▸ Problem requirements
Go through the records and extract every line with the word "structured".

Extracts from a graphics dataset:
— start —

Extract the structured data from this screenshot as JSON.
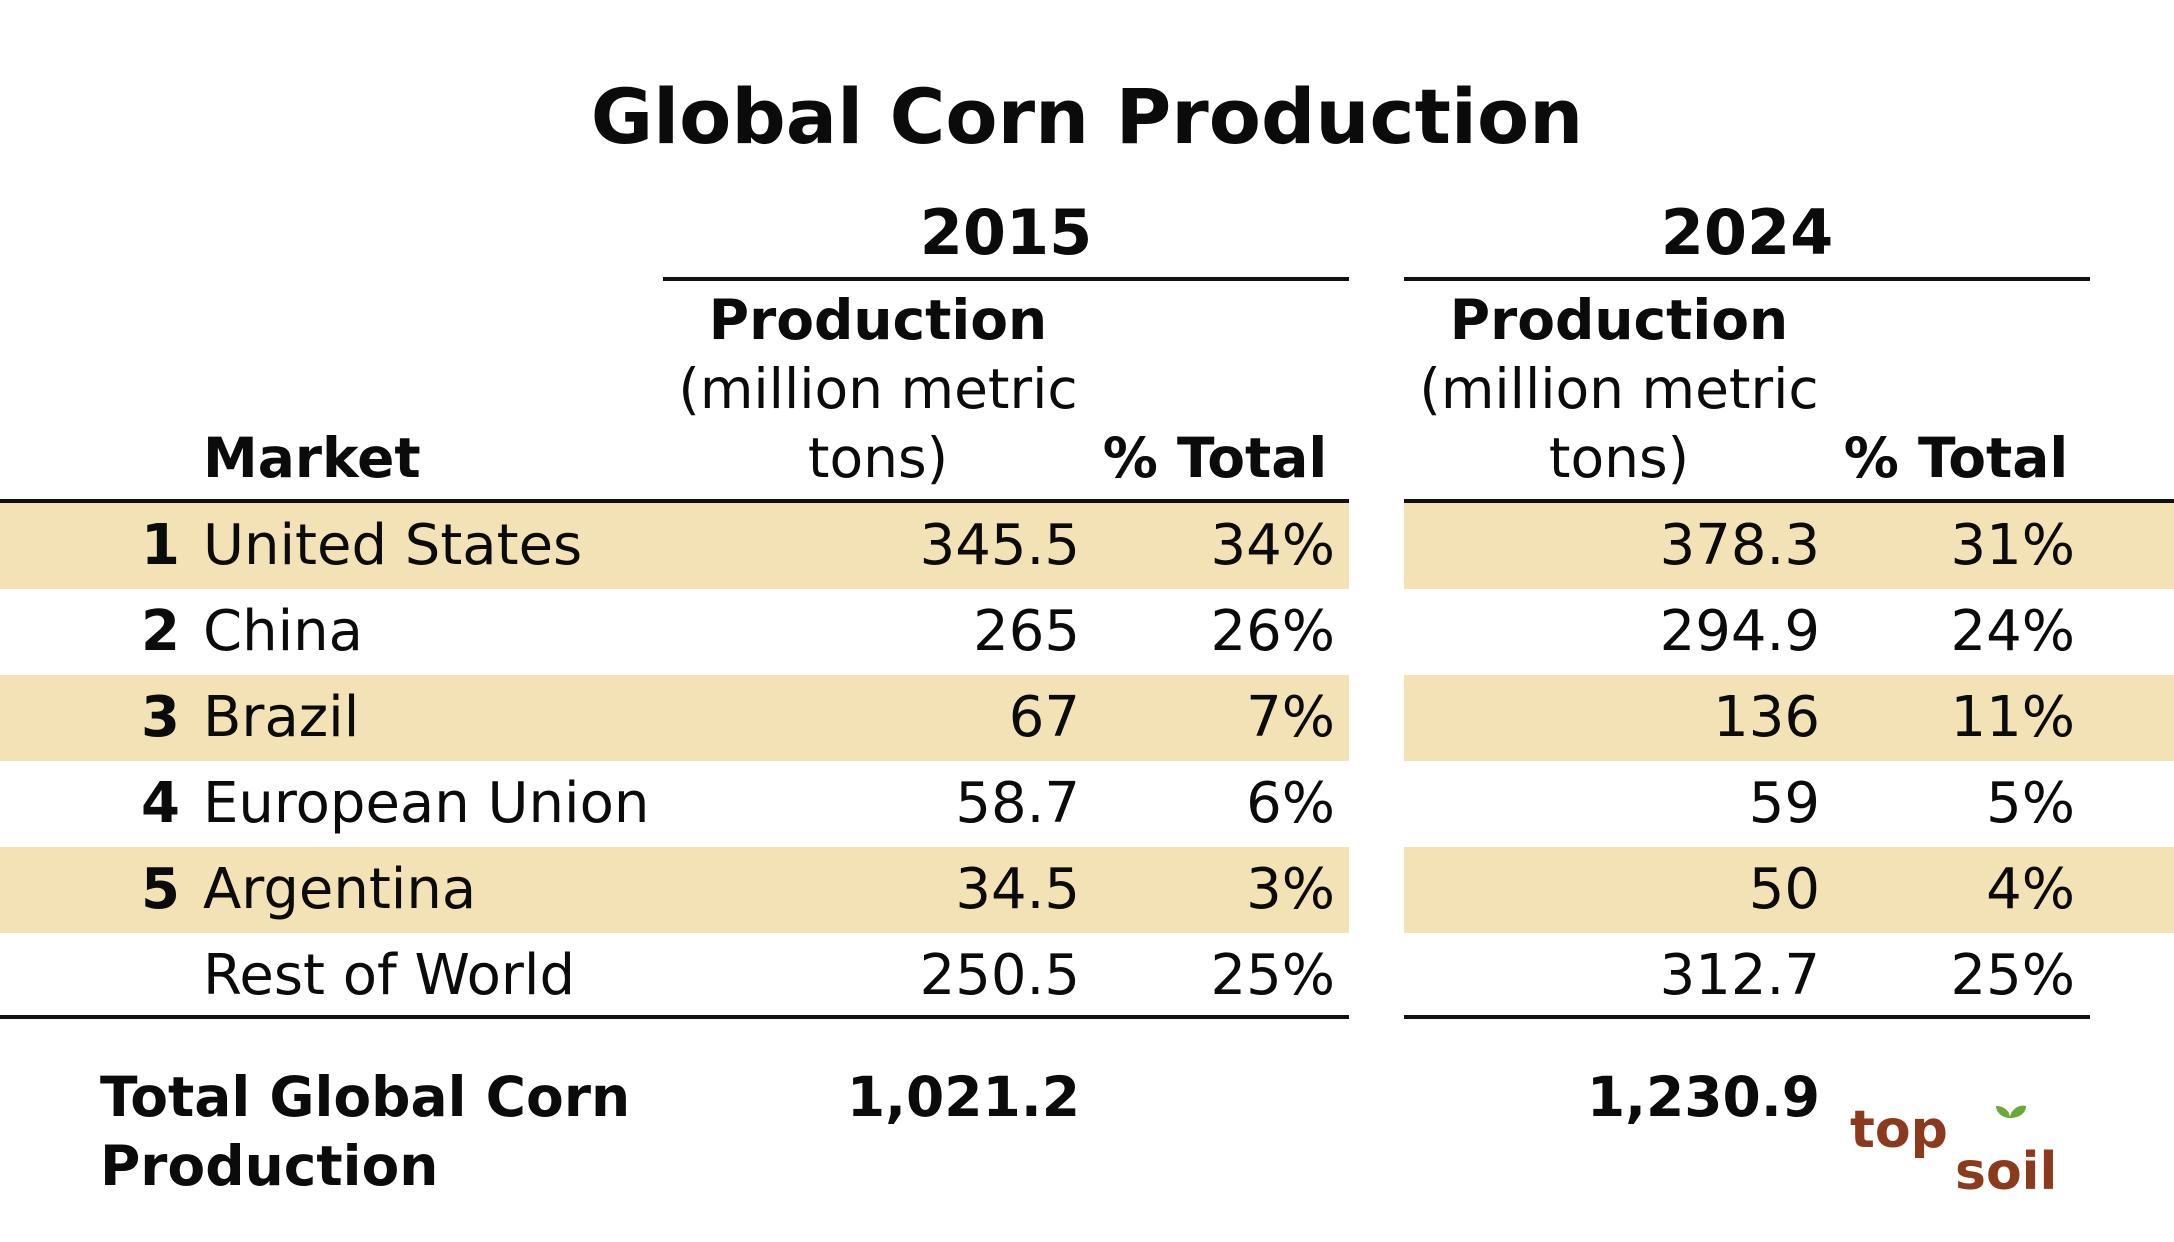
{
  "chart_data": {
    "type": "table",
    "title": "Global Corn Production",
    "market_header": "Market",
    "year_groups": [
      {
        "year": "2015",
        "production_header": [
          "Production",
          "(million metric",
          "tons)"
        ],
        "share_header": "% Total"
      },
      {
        "year": "2024",
        "production_header": [
          "Production",
          "(million metric",
          "tons)"
        ],
        "share_header": "% Total"
      }
    ],
    "rows": [
      {
        "rank": "1",
        "market": "United States",
        "prod_2015": "345.5",
        "pct_2015": "34%",
        "prod_2024": "378.3",
        "pct_2024": "31%",
        "highlight": true
      },
      {
        "rank": "2",
        "market": "China",
        "prod_2015": "265",
        "pct_2015": "26%",
        "prod_2024": "294.9",
        "pct_2024": "24%",
        "highlight": false
      },
      {
        "rank": "3",
        "market": "Brazil",
        "prod_2015": "67",
        "pct_2015": "7%",
        "prod_2024": "136",
        "pct_2024": "11%",
        "highlight": true
      },
      {
        "rank": "4",
        "market": "European Union",
        "prod_2015": "58.7",
        "pct_2015": "6%",
        "prod_2024": "59",
        "pct_2024": "5%",
        "highlight": false
      },
      {
        "rank": "5",
        "market": "Argentina",
        "prod_2015": "34.5",
        "pct_2015": "3%",
        "prod_2024": "50",
        "pct_2024": "4%",
        "highlight": true
      },
      {
        "rank": "",
        "market": "Rest of World",
        "prod_2015": "250.5",
        "pct_2015": "25%",
        "prod_2024": "312.7",
        "pct_2024": "25%",
        "highlight": false
      }
    ],
    "total": {
      "label_line1": "Total Global Corn",
      "label_line2": "Production",
      "value_2015": "1,021.2",
      "value_2024": "1,230.9"
    }
  },
  "logo": {
    "text_top": "top",
    "text_bottom": "soil",
    "color_main": "#8b3a1e",
    "color_leaf": "#6aa83a"
  },
  "colors": {
    "band": "#f2e2b6",
    "text": "#0b0b0b",
    "rule": "#111111"
  }
}
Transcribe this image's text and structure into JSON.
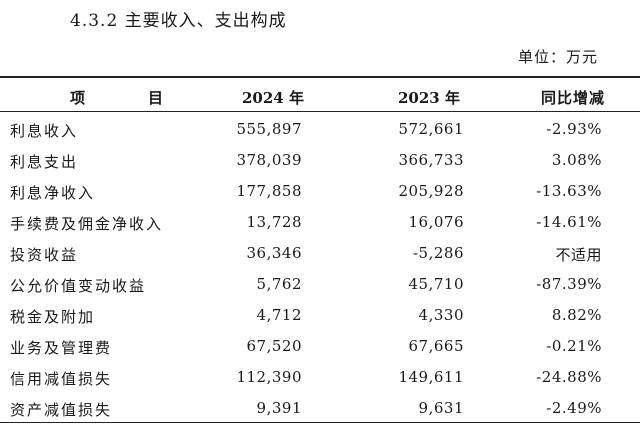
{
  "heading": {
    "section_title": "4.3.2  主要收入、支出构成",
    "unit": "单位：万元"
  },
  "table": {
    "columns": [
      "项　目",
      "2024 年",
      "2023 年",
      "同比增减"
    ],
    "rows": [
      {
        "item": "利息收入",
        "y2024": "555,897",
        "y2023": "572,661",
        "change": "-2.93%"
      },
      {
        "item": "利息支出",
        "y2024": "378,039",
        "y2023": "366,733",
        "change": "3.08%"
      },
      {
        "item": "利息净收入",
        "y2024": "177,858",
        "y2023": "205,928",
        "change": "-13.63%"
      },
      {
        "item": "手续费及佣金净收入",
        "y2024": "13,728",
        "y2023": "16,076",
        "change": "-14.61%"
      },
      {
        "item": "投资收益",
        "y2024": "36,346",
        "y2023": "-5,286",
        "change": "不适用"
      },
      {
        "item": "公允价值变动收益",
        "y2024": "5,762",
        "y2023": "45,710",
        "change": "-87.39%"
      },
      {
        "item": "税金及附加",
        "y2024": "4,712",
        "y2023": "4,330",
        "change": "8.82%"
      },
      {
        "item": "业务及管理费",
        "y2024": "67,520",
        "y2023": "67,665",
        "change": "-0.21%"
      },
      {
        "item": "信用减值损失",
        "y2024": "112,390",
        "y2023": "149,611",
        "change": "-24.88%"
      },
      {
        "item": "资产减值损失",
        "y2024": "9,391",
        "y2023": "9,631",
        "change": "-2.49%"
      }
    ]
  }
}
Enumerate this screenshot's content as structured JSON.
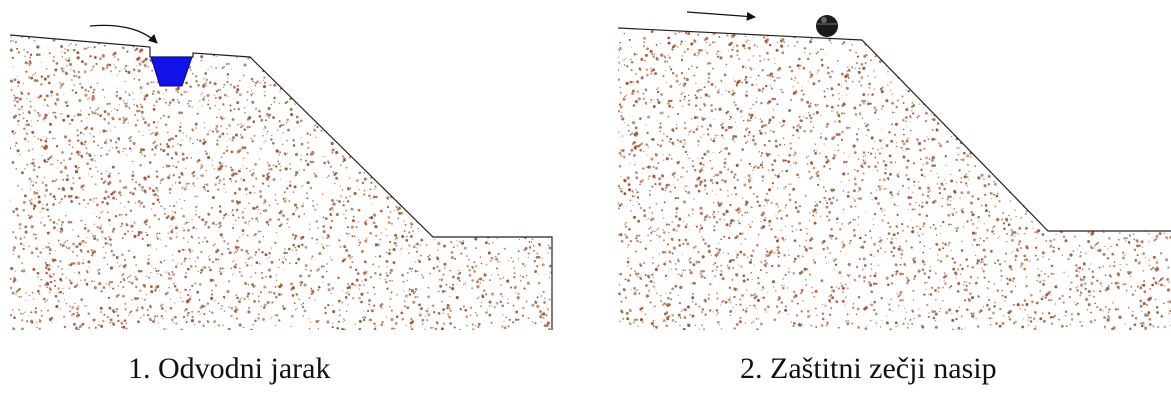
{
  "panels": [
    {
      "caption": "1. Odvodni jarak",
      "feature": "drainage-ditch"
    },
    {
      "caption": "2. Zaštitni zečji nasip",
      "feature": "sandbag-dike"
    }
  ],
  "colors": {
    "soil_speckle": "#a0522d",
    "outline": "#222222",
    "ditch_water": "#1212e8",
    "sandbag": "#1a1a1a",
    "background": "#ffffff"
  }
}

— end —

▸ Exercise output
Extract the structured data from this screenshot as JSON.
Enumerate this screenshot's content as structured JSON.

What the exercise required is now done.